__Exercise aim__
Read through the listing, and wherever a line holds the word "gmail", return it.

__Provided records__
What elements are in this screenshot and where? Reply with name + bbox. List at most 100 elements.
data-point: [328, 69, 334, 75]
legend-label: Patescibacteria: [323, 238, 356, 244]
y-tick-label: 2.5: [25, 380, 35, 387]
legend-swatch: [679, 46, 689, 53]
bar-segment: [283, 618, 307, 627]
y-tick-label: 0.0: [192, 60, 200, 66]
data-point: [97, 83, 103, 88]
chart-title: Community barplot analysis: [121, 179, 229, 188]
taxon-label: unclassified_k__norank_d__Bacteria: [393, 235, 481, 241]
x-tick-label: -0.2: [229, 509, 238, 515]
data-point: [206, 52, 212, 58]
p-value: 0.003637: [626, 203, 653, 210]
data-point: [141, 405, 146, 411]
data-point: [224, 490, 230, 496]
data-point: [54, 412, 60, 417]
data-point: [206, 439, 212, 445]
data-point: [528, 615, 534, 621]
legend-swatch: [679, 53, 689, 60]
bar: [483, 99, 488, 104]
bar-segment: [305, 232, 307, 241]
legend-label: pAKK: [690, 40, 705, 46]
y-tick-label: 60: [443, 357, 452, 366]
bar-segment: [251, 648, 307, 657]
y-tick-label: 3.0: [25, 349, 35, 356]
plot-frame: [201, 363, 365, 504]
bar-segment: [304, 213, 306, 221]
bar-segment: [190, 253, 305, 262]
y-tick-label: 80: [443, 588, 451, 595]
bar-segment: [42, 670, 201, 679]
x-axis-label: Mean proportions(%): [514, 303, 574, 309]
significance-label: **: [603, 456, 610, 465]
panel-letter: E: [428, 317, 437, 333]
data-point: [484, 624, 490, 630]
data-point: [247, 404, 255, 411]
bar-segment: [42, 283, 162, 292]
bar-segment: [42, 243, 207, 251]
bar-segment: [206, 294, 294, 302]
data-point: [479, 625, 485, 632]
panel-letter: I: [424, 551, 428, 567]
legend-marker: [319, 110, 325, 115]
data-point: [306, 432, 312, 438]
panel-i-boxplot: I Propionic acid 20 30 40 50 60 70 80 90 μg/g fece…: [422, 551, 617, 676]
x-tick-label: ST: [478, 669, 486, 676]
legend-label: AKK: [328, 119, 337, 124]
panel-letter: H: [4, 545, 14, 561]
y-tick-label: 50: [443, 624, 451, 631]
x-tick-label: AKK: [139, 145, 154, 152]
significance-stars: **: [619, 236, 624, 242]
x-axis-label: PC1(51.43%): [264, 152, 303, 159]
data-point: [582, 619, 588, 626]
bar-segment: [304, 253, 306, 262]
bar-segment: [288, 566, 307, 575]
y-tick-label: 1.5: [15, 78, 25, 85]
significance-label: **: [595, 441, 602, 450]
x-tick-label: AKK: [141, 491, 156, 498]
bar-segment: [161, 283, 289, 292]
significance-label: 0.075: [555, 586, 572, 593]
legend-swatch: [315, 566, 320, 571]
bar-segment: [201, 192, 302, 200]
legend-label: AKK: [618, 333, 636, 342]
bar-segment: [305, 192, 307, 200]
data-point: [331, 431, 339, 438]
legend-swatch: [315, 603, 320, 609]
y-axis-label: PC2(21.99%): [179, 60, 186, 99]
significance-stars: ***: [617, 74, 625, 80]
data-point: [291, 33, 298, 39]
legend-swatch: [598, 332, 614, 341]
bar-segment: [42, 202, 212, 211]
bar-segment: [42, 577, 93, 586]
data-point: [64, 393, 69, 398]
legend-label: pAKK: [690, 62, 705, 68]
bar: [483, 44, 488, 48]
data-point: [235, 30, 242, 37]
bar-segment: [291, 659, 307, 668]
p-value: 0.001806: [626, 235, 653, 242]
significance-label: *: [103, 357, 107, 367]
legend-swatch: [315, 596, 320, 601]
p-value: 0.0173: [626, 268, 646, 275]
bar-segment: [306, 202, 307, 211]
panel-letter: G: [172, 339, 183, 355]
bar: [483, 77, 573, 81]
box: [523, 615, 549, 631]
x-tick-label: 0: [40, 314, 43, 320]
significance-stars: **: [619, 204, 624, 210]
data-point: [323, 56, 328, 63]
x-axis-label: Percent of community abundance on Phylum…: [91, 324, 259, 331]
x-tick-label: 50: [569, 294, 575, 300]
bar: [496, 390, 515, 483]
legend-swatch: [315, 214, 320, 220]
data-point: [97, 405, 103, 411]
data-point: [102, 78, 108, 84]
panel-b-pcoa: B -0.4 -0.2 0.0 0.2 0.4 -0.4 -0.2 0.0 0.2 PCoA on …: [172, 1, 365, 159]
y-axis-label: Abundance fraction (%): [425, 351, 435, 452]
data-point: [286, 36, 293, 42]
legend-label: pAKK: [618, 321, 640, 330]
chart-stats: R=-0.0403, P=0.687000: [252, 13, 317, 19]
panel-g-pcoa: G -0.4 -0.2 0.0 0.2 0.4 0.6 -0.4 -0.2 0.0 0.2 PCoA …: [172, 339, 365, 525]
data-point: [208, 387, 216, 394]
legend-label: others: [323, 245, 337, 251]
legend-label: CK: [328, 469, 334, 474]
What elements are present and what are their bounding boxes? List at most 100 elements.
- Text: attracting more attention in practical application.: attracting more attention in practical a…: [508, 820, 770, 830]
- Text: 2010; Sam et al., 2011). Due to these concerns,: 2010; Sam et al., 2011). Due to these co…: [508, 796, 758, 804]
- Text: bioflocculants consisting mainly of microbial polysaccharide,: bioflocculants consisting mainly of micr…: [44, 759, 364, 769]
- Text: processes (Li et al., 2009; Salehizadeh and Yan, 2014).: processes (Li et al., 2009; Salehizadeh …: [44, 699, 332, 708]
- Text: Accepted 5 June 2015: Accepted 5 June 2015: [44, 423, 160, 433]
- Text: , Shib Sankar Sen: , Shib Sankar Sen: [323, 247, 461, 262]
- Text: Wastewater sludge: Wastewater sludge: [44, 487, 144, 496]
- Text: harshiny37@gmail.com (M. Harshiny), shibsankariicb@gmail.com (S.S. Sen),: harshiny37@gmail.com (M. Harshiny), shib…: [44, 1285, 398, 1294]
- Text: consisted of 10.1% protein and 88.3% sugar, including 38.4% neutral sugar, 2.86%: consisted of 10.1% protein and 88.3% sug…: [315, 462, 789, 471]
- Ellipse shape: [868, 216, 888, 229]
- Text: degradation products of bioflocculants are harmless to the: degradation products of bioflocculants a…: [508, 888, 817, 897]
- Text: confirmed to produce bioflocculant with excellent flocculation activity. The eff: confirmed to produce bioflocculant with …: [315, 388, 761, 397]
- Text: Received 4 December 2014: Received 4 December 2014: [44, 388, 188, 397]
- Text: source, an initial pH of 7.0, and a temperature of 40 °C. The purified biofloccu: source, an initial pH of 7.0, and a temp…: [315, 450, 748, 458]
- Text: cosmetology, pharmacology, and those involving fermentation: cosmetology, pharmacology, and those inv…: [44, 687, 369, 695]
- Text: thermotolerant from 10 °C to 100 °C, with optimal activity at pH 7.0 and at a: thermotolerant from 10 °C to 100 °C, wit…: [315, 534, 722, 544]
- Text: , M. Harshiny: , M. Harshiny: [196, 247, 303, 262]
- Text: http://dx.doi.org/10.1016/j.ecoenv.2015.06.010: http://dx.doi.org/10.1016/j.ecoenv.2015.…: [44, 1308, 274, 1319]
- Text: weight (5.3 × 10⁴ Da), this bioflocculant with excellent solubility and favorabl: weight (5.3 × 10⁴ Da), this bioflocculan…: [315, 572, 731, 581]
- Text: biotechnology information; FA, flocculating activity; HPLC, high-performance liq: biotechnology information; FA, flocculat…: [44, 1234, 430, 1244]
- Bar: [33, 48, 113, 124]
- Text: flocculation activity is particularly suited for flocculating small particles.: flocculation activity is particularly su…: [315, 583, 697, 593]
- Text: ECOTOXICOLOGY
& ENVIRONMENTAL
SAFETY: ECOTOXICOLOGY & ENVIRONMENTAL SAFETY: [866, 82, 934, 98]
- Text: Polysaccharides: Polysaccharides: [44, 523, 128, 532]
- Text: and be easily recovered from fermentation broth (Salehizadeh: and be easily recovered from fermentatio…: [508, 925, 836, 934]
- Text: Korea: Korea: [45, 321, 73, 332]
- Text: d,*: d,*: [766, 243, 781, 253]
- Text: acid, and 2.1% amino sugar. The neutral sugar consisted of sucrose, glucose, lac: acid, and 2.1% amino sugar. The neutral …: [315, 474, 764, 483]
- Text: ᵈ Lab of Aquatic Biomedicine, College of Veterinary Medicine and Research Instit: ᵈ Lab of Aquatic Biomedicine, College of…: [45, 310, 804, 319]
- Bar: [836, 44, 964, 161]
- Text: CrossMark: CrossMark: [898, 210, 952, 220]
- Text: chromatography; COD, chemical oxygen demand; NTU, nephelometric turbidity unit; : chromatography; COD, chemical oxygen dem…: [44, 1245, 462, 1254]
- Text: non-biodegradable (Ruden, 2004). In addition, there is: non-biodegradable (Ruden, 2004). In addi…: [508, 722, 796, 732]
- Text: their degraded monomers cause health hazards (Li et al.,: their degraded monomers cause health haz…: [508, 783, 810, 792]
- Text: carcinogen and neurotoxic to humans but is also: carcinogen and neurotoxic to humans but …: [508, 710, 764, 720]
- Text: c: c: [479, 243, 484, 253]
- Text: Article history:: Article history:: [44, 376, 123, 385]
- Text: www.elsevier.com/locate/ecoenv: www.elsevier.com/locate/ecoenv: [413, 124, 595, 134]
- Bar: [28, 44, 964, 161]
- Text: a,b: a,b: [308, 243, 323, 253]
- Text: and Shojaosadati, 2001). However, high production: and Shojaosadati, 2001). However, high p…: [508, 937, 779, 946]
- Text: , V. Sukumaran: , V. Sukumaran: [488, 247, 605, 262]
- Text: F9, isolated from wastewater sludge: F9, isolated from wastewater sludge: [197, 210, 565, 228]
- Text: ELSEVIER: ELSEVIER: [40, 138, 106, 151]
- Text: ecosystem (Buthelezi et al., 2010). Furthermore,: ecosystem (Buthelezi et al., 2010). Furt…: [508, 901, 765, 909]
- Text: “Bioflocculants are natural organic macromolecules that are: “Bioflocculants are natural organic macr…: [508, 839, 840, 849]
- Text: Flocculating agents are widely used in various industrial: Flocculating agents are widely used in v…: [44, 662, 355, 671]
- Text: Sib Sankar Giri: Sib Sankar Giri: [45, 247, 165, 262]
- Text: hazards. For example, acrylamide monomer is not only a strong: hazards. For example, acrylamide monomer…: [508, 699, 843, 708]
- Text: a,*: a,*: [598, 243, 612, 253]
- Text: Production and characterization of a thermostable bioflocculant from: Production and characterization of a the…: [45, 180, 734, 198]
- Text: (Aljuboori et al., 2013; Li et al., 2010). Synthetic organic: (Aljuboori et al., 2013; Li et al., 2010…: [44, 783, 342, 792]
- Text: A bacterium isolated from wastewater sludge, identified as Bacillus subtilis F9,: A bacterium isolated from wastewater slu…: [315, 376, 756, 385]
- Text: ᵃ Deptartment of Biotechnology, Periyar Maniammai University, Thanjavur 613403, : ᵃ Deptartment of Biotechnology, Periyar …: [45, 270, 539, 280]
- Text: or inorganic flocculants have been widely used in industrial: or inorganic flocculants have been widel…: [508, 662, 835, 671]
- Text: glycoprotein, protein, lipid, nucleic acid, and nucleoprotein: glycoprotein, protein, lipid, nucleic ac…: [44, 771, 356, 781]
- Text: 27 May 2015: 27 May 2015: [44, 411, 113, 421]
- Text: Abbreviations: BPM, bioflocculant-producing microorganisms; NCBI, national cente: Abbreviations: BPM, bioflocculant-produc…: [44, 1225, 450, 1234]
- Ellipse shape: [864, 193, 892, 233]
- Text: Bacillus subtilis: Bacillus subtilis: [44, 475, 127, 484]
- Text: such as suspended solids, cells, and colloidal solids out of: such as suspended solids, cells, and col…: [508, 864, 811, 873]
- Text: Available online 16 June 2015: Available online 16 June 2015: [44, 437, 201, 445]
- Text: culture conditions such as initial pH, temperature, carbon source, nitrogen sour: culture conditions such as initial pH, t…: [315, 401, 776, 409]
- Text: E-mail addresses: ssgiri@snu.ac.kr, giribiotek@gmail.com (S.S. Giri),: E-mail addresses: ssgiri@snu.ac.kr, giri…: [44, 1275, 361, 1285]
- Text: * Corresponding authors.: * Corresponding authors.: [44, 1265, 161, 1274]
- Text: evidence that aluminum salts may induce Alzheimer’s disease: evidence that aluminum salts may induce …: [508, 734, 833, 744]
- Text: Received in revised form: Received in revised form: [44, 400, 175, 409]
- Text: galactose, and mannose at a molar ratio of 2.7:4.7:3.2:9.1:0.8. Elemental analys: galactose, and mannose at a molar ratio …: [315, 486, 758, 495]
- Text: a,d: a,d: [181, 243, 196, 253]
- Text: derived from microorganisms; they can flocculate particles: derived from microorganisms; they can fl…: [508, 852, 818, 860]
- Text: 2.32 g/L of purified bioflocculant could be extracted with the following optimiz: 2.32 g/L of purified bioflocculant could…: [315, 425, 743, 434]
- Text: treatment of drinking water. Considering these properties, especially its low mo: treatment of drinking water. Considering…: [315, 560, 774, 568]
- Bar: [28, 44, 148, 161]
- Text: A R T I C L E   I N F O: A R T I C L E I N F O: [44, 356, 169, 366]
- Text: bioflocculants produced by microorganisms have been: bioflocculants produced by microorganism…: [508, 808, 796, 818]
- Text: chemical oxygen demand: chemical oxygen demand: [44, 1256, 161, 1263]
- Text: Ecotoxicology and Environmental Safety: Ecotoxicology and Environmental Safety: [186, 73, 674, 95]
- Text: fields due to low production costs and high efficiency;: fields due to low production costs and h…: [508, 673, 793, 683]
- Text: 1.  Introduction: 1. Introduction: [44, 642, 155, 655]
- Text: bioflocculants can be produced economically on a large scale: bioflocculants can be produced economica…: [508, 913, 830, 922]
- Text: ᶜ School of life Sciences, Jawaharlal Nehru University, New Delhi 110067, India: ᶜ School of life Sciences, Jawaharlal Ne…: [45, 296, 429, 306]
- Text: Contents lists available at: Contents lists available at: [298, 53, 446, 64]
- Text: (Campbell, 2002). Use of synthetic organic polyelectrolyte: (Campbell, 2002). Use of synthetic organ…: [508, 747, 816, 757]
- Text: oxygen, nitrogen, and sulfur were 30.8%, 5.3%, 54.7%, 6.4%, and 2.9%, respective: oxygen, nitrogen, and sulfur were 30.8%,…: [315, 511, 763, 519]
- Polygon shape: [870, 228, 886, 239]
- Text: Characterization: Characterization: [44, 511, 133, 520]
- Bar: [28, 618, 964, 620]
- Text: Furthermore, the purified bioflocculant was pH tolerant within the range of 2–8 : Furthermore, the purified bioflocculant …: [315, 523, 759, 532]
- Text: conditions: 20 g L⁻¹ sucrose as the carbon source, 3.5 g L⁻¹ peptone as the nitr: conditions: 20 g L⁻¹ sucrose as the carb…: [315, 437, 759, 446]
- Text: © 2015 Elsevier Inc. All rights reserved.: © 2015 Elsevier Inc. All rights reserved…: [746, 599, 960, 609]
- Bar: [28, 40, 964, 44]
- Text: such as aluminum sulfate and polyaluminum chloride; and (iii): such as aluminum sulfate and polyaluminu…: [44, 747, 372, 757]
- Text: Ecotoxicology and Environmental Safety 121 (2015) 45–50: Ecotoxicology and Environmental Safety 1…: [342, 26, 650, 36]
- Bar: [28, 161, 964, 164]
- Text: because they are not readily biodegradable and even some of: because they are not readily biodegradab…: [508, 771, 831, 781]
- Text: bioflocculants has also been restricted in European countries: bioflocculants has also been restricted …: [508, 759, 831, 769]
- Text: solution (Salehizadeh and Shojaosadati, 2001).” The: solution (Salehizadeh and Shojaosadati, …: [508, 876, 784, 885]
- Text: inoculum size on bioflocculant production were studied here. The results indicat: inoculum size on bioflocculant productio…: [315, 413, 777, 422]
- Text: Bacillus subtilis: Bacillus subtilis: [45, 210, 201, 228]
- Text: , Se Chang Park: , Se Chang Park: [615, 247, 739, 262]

__Result__
- Text: harshiny37@gmail.com (M. Harshiny), shibsankariicb@gmail.com (S.S. Sen),: harshiny37@gmail.com (M. Harshiny), shib…: [44, 1285, 398, 1294]
- Text: E-mail addresses: ssgiri@snu.ac.kr, giribiotek@gmail.com (S.S. Giri),: E-mail addresses: ssgiri@snu.ac.kr, giri…: [44, 1275, 361, 1285]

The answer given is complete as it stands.